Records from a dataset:
__________
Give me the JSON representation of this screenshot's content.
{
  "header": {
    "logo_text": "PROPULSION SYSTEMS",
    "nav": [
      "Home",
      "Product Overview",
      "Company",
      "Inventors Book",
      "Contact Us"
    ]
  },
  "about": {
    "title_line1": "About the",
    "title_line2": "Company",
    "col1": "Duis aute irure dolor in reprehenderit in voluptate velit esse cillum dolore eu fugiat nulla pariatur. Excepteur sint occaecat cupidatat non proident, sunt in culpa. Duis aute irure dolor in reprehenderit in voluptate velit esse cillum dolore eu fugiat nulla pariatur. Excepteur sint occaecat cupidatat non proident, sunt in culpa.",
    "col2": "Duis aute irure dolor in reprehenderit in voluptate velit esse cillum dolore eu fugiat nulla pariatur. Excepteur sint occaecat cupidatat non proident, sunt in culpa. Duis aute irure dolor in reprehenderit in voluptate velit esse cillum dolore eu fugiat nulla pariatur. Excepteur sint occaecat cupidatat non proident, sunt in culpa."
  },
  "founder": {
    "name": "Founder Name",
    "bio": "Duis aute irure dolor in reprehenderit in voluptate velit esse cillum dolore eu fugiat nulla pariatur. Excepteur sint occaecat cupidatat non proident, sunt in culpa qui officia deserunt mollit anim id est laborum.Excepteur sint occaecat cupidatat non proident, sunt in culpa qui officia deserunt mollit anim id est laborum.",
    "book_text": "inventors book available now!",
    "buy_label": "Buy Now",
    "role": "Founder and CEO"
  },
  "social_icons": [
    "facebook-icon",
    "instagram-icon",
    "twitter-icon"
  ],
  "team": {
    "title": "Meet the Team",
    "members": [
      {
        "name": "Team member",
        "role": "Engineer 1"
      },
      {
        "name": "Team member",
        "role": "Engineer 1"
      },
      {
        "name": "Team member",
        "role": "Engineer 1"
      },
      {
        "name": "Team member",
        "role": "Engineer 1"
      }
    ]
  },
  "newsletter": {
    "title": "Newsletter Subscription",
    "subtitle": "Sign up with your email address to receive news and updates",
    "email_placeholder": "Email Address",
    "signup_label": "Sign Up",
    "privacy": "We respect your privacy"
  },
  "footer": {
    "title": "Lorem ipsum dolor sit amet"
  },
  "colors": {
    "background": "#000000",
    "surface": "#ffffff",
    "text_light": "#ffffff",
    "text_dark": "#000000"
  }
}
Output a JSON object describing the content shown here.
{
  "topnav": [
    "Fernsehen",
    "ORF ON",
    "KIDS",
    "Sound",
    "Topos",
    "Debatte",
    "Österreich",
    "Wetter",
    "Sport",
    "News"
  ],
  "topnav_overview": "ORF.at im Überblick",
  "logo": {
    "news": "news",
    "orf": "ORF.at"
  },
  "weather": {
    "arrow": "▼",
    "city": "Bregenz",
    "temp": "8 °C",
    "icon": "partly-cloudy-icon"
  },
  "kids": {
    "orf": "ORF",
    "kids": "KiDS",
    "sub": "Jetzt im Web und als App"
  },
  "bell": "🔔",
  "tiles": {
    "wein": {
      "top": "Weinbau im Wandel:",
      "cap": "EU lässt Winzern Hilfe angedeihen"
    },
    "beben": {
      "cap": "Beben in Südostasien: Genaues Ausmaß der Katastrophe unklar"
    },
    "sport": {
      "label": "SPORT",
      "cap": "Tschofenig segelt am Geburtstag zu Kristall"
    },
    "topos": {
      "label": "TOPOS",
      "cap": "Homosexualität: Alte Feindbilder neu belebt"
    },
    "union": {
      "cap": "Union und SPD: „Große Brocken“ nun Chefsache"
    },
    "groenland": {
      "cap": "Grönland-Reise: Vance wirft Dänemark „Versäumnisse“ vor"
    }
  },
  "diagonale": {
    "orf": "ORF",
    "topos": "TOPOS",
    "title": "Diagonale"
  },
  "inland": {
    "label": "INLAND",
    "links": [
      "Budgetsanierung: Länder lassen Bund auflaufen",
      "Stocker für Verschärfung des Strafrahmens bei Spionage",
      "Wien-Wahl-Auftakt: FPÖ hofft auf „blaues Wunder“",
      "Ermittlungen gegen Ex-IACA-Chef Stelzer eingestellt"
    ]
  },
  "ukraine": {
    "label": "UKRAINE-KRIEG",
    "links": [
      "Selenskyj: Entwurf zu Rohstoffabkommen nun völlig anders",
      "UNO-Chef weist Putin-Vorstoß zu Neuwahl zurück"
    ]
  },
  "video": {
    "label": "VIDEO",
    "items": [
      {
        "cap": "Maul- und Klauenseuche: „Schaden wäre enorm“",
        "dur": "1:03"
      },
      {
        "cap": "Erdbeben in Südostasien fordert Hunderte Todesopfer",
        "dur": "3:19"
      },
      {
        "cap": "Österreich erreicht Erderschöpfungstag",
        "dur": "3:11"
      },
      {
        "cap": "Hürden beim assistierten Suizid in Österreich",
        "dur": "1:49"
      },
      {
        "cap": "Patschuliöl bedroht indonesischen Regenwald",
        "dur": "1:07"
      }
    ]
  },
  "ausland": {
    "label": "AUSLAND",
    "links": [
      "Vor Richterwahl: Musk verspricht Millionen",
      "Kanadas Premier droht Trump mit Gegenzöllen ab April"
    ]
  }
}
__________
Aim
Faithfully reproduce all of the records, character for character.

Solution to the problem
Give me the JSON representation of this screenshot's content.
{
  "header": {
    "logo_text": "PROPULSION SYSTEMS",
    "nav": [
      "Home",
      "Product Overview",
      "Company",
      "Inventors Book",
      "Contact Us"
    ]
  },
  "about": {
    "title_line1": "About the",
    "title_line2": "Company",
    "col1": "Duis aute irure dolor in reprehenderit in voluptate velit esse cillum dolore eu fugiat nulla pariatur. Excepteur sint occaecat cupidatat non proident, sunt in culpa. Duis aute irure dolor in reprehenderit in voluptate velit esse cillum dolore eu fugiat nulla pariatur. Excepteur sint occaecat cupidatat non proident, sunt in culpa.",
    "col2": "Duis aute irure dolor in reprehenderit in voluptate velit esse cillum dolore eu fugiat nulla pariatur. Excepteur sint occaecat cupidatat non proident, sunt in culpa. Duis aute irure dolor in reprehenderit in voluptate velit esse cillum dolore eu fugiat nulla pariatur. Excepteur sint occaecat cupidatat non proident, sunt in culpa."
  },
  "founder": {
    "name": "Founder Name",
    "bio": "Duis aute irure dolor in reprehenderit in voluptate velit esse cillum dolore eu fugiat nulla pariatur. Excepteur sint occaecat cupidatat non proident, sunt in culpa qui officia deserunt mollit anim id est laborum.Excepteur sint occaecat cupidatat non proident, sunt in culpa qui officia deserunt mollit anim id est laborum.",
    "book_text": "inventors book available now!",
    "buy_label": "Buy Now",
    "role": "Founder and CEO"
  },
  "social_icons": [
    "facebook-icon",
    "instagram-icon",
    "twitter-icon"
  ],
  "team": {
    "title": "Meet the Team",
    "members": [
      {
        "name": "Team member",
        "role": "Engineer 1"
      },
      {
        "name": "Team member",
        "role": "Engineer 1"
      },
      {
        "name": "Team member",
        "role": "Engineer 1"
      },
      {
        "name": "Team member",
        "role": "Engineer 1"
      }
    ]
  },
  "newsletter": {
    "title": "Newsletter Subscription",
    "subtitle": "Sign up with your email address to receive news and updates",
    "email_placeholder": "Email Address",
    "signup_label": "Sign Up",
    "privacy": "We respect your privacy"
  },
  "footer": {
    "title": "Lorem ipsum dolor sit amet"
  },
  "colors": {
    "background": "#000000",
    "surface": "#ffffff",
    "text_light": "#ffffff",
    "text_dark": "#000000"
  }
}
Output a JSON object describing the content shown here.
{
  "topnav": [
    "Fernsehen",
    "ORF ON",
    "KIDS",
    "Sound",
    "Topos",
    "Debatte",
    "Österreich",
    "Wetter",
    "Sport",
    "News"
  ],
  "topnav_overview": "ORF.at im Überblick",
  "logo": {
    "news": "news",
    "orf": "ORF.at"
  },
  "weather": {
    "arrow": "▼",
    "city": "Bregenz",
    "temp": "8 °C",
    "icon": "partly-cloudy-icon"
  },
  "kids": {
    "orf": "ORF",
    "kids": "KiDS",
    "sub": "Jetzt im Web und als App"
  },
  "bell": "🔔",
  "tiles": {
    "wein": {
      "top": "Weinbau im Wandel:",
      "cap": "EU lässt Winzern Hilfe angedeihen"
    },
    "beben": {
      "cap": "Beben in Südostasien: Genaues Ausmaß der Katastrophe unklar"
    },
    "sport": {
      "label": "SPORT",
      "cap": "Tschofenig segelt am Geburtstag zu Kristall"
    },
    "topos": {
      "label": "TOPOS",
      "cap": "Homosexualität: Alte Feindbilder neu belebt"
    },
    "union": {
      "cap": "Union und SPD: „Große Brocken“ nun Chefsache"
    },
    "groenland": {
      "cap": "Grönland-Reise: Vance wirft Dänemark „Versäumnisse“ vor"
    }
  },
  "diagonale": {
    "orf": "ORF",
    "topos": "TOPOS",
    "title": "Diagonale"
  },
  "inland": {
    "label": "INLAND",
    "links": [
      "Budgetsanierung: Länder lassen Bund auflaufen",
      "Stocker für Verschärfung des Strafrahmens bei Spionage",
      "Wien-Wahl-Auftakt: FPÖ hofft auf „blaues Wunder“",
      "Ermittlungen gegen Ex-IACA-Chef Stelzer eingestellt"
    ]
  },
  "ukraine": {
    "label": "UKRAINE-KRIEG",
    "links": [
      "Selenskyj: Entwurf zu Rohstoffabkommen nun völlig anders",
      "UNO-Chef weist Putin-Vorstoß zu Neuwahl zurück"
    ]
  },
  "video": {
    "label": "VIDEO",
    "items": [
      {
        "cap": "Maul- und Klauenseuche: „Schaden wäre enorm“",
        "dur": "1:03"
      },
      {
        "cap": "Erdbeben in Südostasien fordert Hunderte Todesopfer",
        "dur": "3:19"
      },
      {
        "cap": "Österreich erreicht Erderschöpfungstag",
        "dur": "3:11"
      },
      {
        "cap": "Hürden beim assistierten Suizid in Österreich",
        "dur": "1:49"
      },
      {
        "cap": "Patschuliöl bedroht indonesischen Regenwald",
        "dur": "1:07"
      }
    ]
  },
  "ausland": {
    "label": "AUSLAND",
    "links": [
      "Vor Richterwahl: Musk verspricht Millionen",
      "Kanadas Premier droht Trump mit Gegenzöllen ab April"
    ]
  }
}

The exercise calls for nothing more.